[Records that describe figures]

--------------------

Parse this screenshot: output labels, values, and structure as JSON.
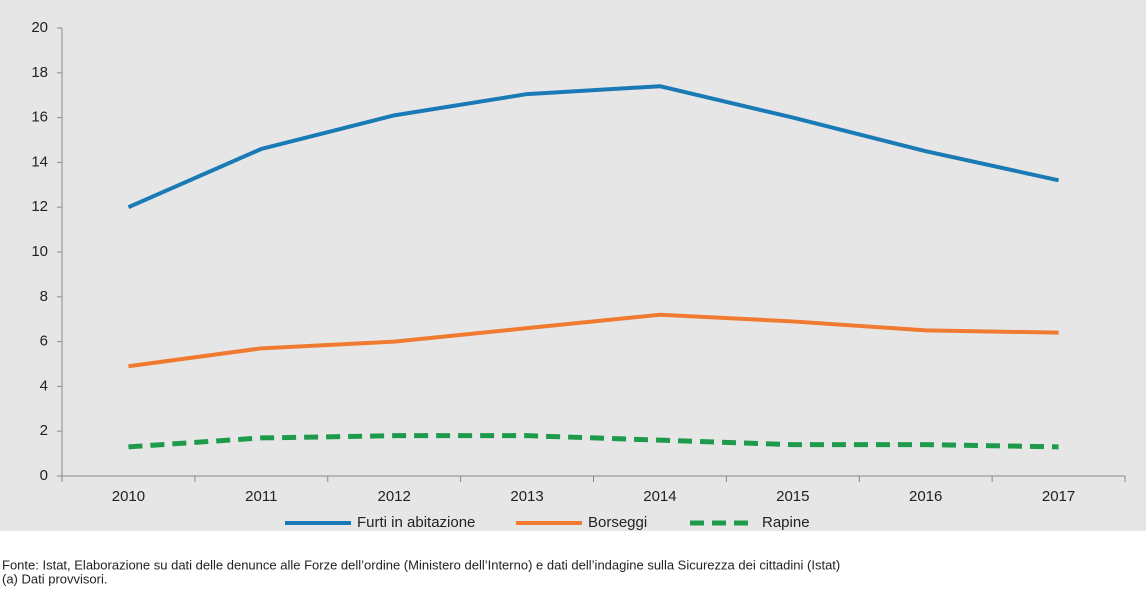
{
  "chart_data": {
    "type": "line",
    "categories": [
      "2010",
      "2011",
      "2012",
      "2013",
      "2014",
      "2015",
      "2016",
      "2017"
    ],
    "series": [
      {
        "name": "Furti in abitazione",
        "color": "#1a7ab5",
        "dash": false,
        "values": [
          12.0,
          14.6,
          16.1,
          17.05,
          17.4,
          16.0,
          14.5,
          13.2
        ]
      },
      {
        "name": "Borseggi",
        "color": "#f07a30",
        "dash": false,
        "values": [
          4.9,
          5.7,
          6.0,
          6.6,
          7.2,
          6.9,
          6.5,
          6.4
        ]
      },
      {
        "name": "Rapine",
        "color": "#1e9b4a",
        "dash": true,
        "values": [
          1.3,
          1.7,
          1.8,
          1.8,
          1.6,
          1.4,
          1.4,
          1.3
        ]
      }
    ],
    "ylim": [
      0,
      20
    ],
    "yticks": [
      0,
      2,
      4,
      6,
      8,
      10,
      12,
      14,
      16,
      18,
      20
    ],
    "grid": false,
    "legend": "bottom",
    "source": "Fonte: Istat, Elaborazione su dati delle denunce alle Forze dell’ordine (Ministero dell’Interno) e dati dell’indagine sulla Sicurezza dei cittadini (Istat)",
    "note": "(a) Dati provvisori."
  }
}
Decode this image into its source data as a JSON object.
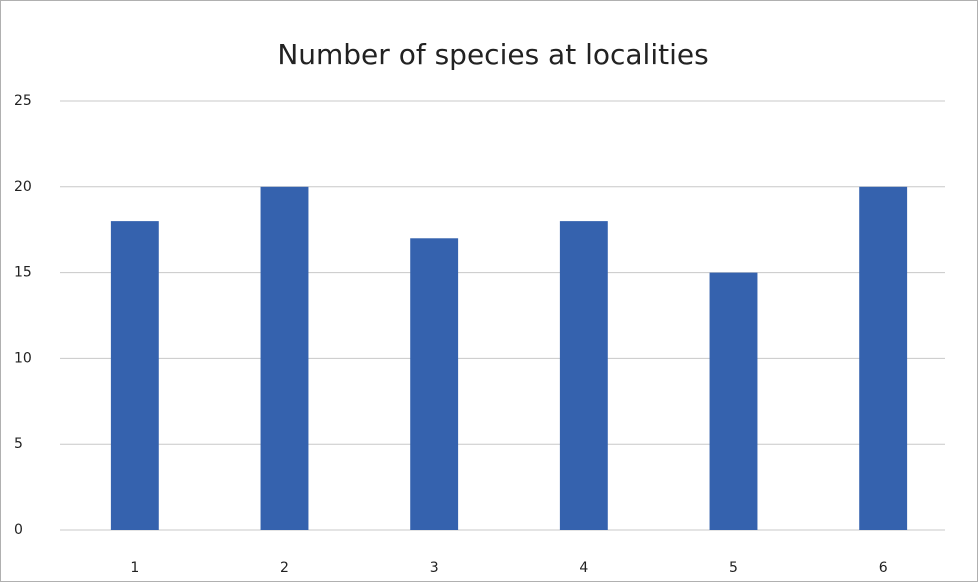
{
  "chart_data": {
    "type": "bar",
    "title": "Number of species at localities",
    "categories": [
      "1",
      "2",
      "3",
      "4",
      "5",
      "6"
    ],
    "values": [
      18,
      20,
      17,
      18,
      15,
      20
    ],
    "color": "#3562ae",
    "ylim": [
      0,
      25
    ],
    "yticks": [
      0,
      5,
      10,
      15,
      20,
      25
    ],
    "grid": true
  }
}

--------------------

Task description
Return verbatim every line from the line containing "Decode this image" to the last line of the entries above, inclusive, and leave out the pictures.

Response to this task
Decode this image into its source data as a JSON object.
{
  "chart_data": {
    "type": "bar",
    "title": "Number of species at localities",
    "categories": [
      "1",
      "2",
      "3",
      "4",
      "5",
      "6"
    ],
    "values": [
      18,
      20,
      17,
      18,
      15,
      20
    ],
    "color": "#3562ae",
    "ylim": [
      0,
      25
    ],
    "yticks": [
      0,
      5,
      10,
      15,
      20,
      25
    ],
    "grid": true
  }
}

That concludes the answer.